#### THE EXERCISE
Repeat each line exactly, leaving nothing out.

________________________

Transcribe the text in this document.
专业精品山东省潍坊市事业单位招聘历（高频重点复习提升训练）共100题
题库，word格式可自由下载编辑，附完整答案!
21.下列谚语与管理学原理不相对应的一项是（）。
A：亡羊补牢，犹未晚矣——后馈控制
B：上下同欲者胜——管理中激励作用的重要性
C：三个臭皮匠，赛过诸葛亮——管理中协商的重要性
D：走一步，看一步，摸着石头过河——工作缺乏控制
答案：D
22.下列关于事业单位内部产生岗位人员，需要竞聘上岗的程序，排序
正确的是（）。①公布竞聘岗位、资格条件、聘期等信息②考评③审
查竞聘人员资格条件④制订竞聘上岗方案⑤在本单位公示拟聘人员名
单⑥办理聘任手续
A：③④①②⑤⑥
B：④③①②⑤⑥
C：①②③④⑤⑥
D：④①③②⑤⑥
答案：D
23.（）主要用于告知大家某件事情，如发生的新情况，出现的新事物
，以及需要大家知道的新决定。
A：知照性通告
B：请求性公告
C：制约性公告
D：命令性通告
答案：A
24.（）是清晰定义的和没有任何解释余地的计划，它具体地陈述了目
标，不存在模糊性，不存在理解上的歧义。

________________________

#### THE RESULT
Transcribe the text in this document.
专业精品山东省潍坊市事业单位招聘历（高频重点复习提升训练）共100题
题库，word格式可自由下载编辑，附完整答案!
21.下列谚语与管理学原理不相对应的一项是（）。
A：亡羊补牢，犹未晚矣——后馈控制
B：上下同欲者胜——管理中激励作用的重要性
C：三个臭皮匠，赛过诸葛亮——管理中协商的重要性
D：走一步，看一步，摸着石头过河——工作缺乏控制
答案：D
22.下列关于事业单位内部产生岗位人员，需要竞聘上岗的程序，排序
正确的是（）。①公布竞聘岗位、资格条件、聘期等信息②考评③审
查竞聘人员资格条件④制订竞聘上岗方案⑤在本单位公示拟聘人员名
单⑥办理聘任手续
A：③④①②⑤⑥
B：④③①②⑤⑥
C：①②③④⑤⑥
D：④①③②⑤⑥
答案：D
23.（）主要用于告知大家某件事情，如发生的新情况，出现的新事物
，以及需要大家知道的新决定。
A：知照性通告
B：请求性公告
C：制约性公告
D：命令性通告
答案：A
24.（）是清晰定义的和没有任何解释余地的计划，它具体地陈述了目
标，不存在模糊性，不存在理解上的歧义。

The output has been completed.